# What the task requires:
Copy the lines holding the word "Settings", all of them.

# Data excerpts:
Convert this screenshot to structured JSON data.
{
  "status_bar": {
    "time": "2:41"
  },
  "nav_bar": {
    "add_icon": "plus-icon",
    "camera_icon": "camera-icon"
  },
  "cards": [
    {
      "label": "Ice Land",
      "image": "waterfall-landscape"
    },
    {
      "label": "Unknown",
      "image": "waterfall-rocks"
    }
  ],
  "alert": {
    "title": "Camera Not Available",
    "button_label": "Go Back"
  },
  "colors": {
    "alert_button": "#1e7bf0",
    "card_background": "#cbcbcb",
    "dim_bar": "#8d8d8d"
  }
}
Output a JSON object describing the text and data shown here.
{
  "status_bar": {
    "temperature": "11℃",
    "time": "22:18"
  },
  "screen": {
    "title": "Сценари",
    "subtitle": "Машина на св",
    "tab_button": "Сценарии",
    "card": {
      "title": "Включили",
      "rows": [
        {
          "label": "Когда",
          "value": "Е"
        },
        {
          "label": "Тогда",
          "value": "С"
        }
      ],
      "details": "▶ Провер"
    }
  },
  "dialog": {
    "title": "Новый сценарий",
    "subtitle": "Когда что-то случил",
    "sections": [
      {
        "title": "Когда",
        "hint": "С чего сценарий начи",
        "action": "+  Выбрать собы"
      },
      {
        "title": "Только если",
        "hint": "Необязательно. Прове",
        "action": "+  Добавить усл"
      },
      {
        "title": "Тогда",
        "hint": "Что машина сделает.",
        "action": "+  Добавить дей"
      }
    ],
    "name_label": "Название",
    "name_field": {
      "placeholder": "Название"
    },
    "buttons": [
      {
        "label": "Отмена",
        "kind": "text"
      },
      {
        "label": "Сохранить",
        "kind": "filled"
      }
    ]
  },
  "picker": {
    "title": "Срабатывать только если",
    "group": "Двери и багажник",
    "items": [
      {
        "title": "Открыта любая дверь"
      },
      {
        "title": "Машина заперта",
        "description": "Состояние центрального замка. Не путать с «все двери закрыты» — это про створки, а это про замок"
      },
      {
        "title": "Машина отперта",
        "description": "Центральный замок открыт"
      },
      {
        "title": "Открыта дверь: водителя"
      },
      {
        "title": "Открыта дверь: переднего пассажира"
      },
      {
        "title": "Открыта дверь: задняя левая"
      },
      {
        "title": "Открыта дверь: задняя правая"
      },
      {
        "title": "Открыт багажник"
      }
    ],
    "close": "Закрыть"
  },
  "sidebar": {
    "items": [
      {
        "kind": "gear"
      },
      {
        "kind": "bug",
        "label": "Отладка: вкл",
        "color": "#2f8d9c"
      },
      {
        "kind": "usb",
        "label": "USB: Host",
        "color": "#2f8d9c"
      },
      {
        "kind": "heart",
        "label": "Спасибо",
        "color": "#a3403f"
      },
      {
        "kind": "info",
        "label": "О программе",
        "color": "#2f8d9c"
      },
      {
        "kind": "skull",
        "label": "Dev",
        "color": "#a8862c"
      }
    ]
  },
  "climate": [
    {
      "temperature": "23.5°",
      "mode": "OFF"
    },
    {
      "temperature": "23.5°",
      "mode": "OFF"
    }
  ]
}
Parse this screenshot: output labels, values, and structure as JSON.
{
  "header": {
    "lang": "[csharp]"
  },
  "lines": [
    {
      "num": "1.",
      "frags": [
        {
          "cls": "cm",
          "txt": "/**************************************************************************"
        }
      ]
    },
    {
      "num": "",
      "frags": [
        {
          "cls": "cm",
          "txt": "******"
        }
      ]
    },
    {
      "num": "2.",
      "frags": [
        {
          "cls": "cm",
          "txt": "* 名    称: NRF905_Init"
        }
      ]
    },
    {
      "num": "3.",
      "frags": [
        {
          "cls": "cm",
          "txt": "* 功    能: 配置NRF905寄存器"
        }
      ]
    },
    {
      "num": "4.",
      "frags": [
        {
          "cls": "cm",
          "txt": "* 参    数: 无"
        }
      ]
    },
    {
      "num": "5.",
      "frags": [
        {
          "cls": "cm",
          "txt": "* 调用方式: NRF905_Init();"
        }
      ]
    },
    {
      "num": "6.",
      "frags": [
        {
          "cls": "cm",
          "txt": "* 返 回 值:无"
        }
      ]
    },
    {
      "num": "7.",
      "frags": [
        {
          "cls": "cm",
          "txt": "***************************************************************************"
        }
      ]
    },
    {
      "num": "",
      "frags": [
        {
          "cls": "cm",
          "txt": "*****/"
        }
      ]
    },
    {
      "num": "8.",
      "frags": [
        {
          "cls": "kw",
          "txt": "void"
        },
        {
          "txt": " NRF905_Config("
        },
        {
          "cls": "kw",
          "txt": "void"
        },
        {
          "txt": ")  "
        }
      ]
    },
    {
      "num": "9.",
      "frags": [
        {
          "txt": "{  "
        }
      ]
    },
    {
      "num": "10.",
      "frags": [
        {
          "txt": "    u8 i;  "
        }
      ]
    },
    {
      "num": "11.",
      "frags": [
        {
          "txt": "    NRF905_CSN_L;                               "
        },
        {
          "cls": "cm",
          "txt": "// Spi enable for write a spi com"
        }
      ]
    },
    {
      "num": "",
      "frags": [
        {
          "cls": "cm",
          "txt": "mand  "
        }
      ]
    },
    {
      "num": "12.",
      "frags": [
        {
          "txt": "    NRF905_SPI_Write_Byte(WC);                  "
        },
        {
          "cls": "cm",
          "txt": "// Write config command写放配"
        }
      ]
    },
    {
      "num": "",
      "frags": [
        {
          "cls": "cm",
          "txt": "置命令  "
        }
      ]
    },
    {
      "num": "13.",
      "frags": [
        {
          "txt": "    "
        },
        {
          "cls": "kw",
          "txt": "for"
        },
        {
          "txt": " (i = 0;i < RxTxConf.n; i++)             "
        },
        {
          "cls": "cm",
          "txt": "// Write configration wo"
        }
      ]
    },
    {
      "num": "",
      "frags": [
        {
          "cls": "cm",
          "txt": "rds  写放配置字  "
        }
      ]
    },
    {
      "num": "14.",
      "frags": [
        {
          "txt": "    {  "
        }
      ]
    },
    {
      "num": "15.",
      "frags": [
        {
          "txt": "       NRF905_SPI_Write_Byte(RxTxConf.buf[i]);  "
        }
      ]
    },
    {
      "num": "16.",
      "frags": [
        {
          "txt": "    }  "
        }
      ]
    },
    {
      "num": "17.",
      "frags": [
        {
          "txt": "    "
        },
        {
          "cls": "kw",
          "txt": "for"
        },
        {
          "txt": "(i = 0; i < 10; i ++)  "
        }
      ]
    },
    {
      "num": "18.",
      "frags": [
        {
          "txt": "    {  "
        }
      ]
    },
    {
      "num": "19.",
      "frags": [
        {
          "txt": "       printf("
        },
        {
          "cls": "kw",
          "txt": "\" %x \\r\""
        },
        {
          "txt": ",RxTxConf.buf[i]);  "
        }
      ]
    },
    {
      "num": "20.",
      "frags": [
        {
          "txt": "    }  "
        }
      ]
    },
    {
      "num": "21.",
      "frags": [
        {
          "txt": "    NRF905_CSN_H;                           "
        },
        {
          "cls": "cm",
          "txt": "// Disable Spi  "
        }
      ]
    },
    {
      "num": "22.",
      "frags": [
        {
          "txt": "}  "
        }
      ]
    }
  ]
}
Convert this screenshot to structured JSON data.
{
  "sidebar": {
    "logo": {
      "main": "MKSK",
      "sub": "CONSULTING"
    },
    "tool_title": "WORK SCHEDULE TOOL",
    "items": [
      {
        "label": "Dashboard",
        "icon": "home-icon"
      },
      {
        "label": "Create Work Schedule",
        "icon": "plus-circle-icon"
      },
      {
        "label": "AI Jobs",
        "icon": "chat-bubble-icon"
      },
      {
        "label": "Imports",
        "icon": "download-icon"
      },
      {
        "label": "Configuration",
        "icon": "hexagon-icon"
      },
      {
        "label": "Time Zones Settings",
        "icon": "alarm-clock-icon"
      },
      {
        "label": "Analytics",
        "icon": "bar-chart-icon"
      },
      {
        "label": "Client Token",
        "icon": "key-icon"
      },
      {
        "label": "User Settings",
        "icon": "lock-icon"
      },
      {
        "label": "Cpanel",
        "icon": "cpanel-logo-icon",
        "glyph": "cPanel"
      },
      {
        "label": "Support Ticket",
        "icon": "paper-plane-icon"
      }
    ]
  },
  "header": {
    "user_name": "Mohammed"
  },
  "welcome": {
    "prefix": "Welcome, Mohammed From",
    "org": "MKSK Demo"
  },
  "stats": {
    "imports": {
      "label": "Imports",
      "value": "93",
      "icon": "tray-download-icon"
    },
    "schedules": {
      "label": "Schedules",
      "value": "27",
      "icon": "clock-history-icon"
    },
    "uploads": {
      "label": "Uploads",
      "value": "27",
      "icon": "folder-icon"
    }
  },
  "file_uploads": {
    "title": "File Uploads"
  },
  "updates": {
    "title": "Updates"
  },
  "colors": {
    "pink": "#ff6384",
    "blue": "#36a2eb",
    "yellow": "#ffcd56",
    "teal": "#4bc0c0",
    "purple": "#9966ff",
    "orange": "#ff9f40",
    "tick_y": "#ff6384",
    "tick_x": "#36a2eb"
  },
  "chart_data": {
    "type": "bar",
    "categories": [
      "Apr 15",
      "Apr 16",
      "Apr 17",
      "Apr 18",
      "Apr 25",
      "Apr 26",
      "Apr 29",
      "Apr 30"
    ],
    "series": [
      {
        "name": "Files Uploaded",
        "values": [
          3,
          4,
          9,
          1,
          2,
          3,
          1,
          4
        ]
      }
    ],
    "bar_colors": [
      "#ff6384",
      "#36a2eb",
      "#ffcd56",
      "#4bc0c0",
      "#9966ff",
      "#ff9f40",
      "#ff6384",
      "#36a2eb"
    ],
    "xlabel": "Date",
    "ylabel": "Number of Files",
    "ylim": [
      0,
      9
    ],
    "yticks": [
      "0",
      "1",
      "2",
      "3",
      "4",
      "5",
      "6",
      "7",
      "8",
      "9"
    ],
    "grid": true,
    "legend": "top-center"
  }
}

# Exercise output:
        "label": "Time Zones Settings",
        "label": "User Settings",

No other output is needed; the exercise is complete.